Instruction: Output the data exactly, with every line intact.

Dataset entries
------------------------------
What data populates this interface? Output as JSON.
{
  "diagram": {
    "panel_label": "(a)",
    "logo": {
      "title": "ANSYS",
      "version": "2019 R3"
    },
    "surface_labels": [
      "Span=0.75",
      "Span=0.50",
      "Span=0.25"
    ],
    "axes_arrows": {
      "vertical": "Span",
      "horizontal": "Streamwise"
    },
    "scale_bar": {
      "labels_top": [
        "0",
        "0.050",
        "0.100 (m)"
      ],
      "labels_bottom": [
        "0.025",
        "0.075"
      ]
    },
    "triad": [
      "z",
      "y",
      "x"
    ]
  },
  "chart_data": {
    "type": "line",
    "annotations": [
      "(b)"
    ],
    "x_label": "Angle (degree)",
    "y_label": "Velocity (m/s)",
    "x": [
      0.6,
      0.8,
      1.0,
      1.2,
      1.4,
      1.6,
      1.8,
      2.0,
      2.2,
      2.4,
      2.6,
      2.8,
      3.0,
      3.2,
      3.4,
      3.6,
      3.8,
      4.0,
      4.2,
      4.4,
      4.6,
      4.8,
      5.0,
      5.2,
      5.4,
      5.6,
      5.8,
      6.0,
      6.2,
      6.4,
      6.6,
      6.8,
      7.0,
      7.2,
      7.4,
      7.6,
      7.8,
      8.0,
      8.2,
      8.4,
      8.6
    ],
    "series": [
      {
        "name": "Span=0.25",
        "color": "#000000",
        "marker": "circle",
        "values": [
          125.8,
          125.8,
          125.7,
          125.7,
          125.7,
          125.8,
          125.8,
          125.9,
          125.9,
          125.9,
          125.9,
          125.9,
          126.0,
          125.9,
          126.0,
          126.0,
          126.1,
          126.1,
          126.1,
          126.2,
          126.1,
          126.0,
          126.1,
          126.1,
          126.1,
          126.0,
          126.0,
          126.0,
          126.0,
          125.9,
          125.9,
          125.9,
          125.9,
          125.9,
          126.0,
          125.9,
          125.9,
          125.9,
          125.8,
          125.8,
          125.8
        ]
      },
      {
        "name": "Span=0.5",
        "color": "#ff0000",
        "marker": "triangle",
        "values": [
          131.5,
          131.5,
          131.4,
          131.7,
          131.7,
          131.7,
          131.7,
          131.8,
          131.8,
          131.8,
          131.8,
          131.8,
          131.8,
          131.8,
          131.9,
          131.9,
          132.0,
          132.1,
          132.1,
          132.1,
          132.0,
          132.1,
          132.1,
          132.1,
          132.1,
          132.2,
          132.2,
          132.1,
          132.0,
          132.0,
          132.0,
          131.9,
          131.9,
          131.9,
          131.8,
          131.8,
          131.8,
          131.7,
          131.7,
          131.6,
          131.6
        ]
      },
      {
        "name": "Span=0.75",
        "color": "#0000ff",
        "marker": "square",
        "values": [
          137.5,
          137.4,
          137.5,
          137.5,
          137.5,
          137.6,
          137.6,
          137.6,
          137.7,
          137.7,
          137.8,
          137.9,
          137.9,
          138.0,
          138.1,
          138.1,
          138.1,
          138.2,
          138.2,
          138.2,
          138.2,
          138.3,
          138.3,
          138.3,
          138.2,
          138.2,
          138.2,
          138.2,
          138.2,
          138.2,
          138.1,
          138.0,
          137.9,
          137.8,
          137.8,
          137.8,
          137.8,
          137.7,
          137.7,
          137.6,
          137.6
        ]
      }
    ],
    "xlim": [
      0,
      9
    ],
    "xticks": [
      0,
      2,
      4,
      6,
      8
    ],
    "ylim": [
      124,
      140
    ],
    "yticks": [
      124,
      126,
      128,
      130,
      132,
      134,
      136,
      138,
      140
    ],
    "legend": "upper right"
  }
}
------------------------------
Output of the exercise:
What data populates this interface? Output as JSON.
{
  "diagram": {
    "panel_label": "(a)",
    "logo": {
      "title": "ANSYS",
      "version": "2019 R3"
    },
    "surface_labels": [
      "Span=0.75",
      "Span=0.50",
      "Span=0.25"
    ],
    "axes_arrows": {
      "vertical": "Span",
      "horizontal": "Streamwise"
    },
    "scale_bar": {
      "labels_top": [
        "0",
        "0.050",
        "0.100 (m)"
      ],
      "labels_bottom": [
        "0.025",
        "0.075"
      ]
    },
    "triad": [
      "z",
      "y",
      "x"
    ]
  },
  "chart_data": {
    "type": "line",
    "annotations": [
      "(b)"
    ],
    "x_label": "Angle (degree)",
    "y_label": "Velocity (m/s)",
    "x": [
      0.6,
      0.8,
      1.0,
      1.2,
      1.4,
      1.6,
      1.8,
      2.0,
      2.2,
      2.4,
      2.6,
      2.8,
      3.0,
      3.2,
      3.4,
      3.6,
      3.8,
      4.0,
      4.2,
      4.4,
      4.6,
      4.8,
      5.0,
      5.2,
      5.4,
      5.6,
      5.8,
      6.0,
      6.2,
      6.4,
      6.6,
      6.8,
      7.0,
      7.2,
      7.4,
      7.6,
      7.8,
      8.0,
      8.2,
      8.4,
      8.6
    ],
    "series": [
      {
        "name": "Span=0.25",
        "color": "#000000",
        "marker": "circle",
        "values": [
          125.8,
          125.8,
          125.7,
          125.7,
          125.7,
          125.8,
          125.8,
          125.9,
          125.9,
          125.9,
          125.9,
          125.9,
          126.0,
          125.9,
          126.0,
          126.0,
          126.1,
          126.1,
          126.1,
          126.2,
          126.1,
          126.0,
          126.1,
          126.1,
          126.1,
          126.0,
          126.0,
          126.0,
          126.0,
          125.9,
          125.9,
          125.9,
          125.9,
          125.9,
          126.0,
          125.9,
          125.9,
          125.9,
          125.8,
          125.8,
          125.8
        ]
      },
      {
        "name": "Span=0.5",
        "color": "#ff0000",
        "marker": "triangle",
        "values": [
          131.5,
          131.5,
          131.4,
          131.7,
          131.7,
          131.7,
          131.7,
          131.8,
          131.8,
          131.8,
          131.8,
          131.8,
          131.8,
          131.8,
          131.9,
          131.9,
          132.0,
          132.1,
          132.1,
          132.1,
          132.0,
          132.1,
          132.1,
          132.1,
          132.1,
          132.2,
          132.2,
          132.1,
          132.0,
          132.0,
          132.0,
          131.9,
          131.9,
          131.9,
          131.8,
          131.8,
          131.8,
          131.7,
          131.7,
          131.6,
          131.6
        ]
      },
      {
        "name": "Span=0.75",
        "color": "#0000ff",
        "marker": "square",
        "values": [
          137.5,
          137.4,
          137.5,
          137.5,
          137.5,
          137.6,
          137.6,
          137.6,
          137.7,
          137.7,
          137.8,
          137.9,
          137.9,
          138.0,
          138.1,
          138.1,
          138.1,
          138.2,
          138.2,
          138.2,
          138.2,
          138.3,
          138.3,
          138.3,
          138.2,
          138.2,
          138.2,
          138.2,
          138.2,
          138.2,
          138.1,
          138.0,
          137.9,
          137.8,
          137.8,
          137.8,
          137.8,
          137.7,
          137.7,
          137.6,
          137.6
        ]
      }
    ],
    "xlim": [
      0,
      9
    ],
    "xticks": [
      0,
      2,
      4,
      6,
      8
    ],
    "ylim": [
      124,
      140
    ],
    "yticks": [
      124,
      126,
      128,
      130,
      132,
      134,
      136,
      138,
      140
    ],
    "legend": "upper right"
  }
}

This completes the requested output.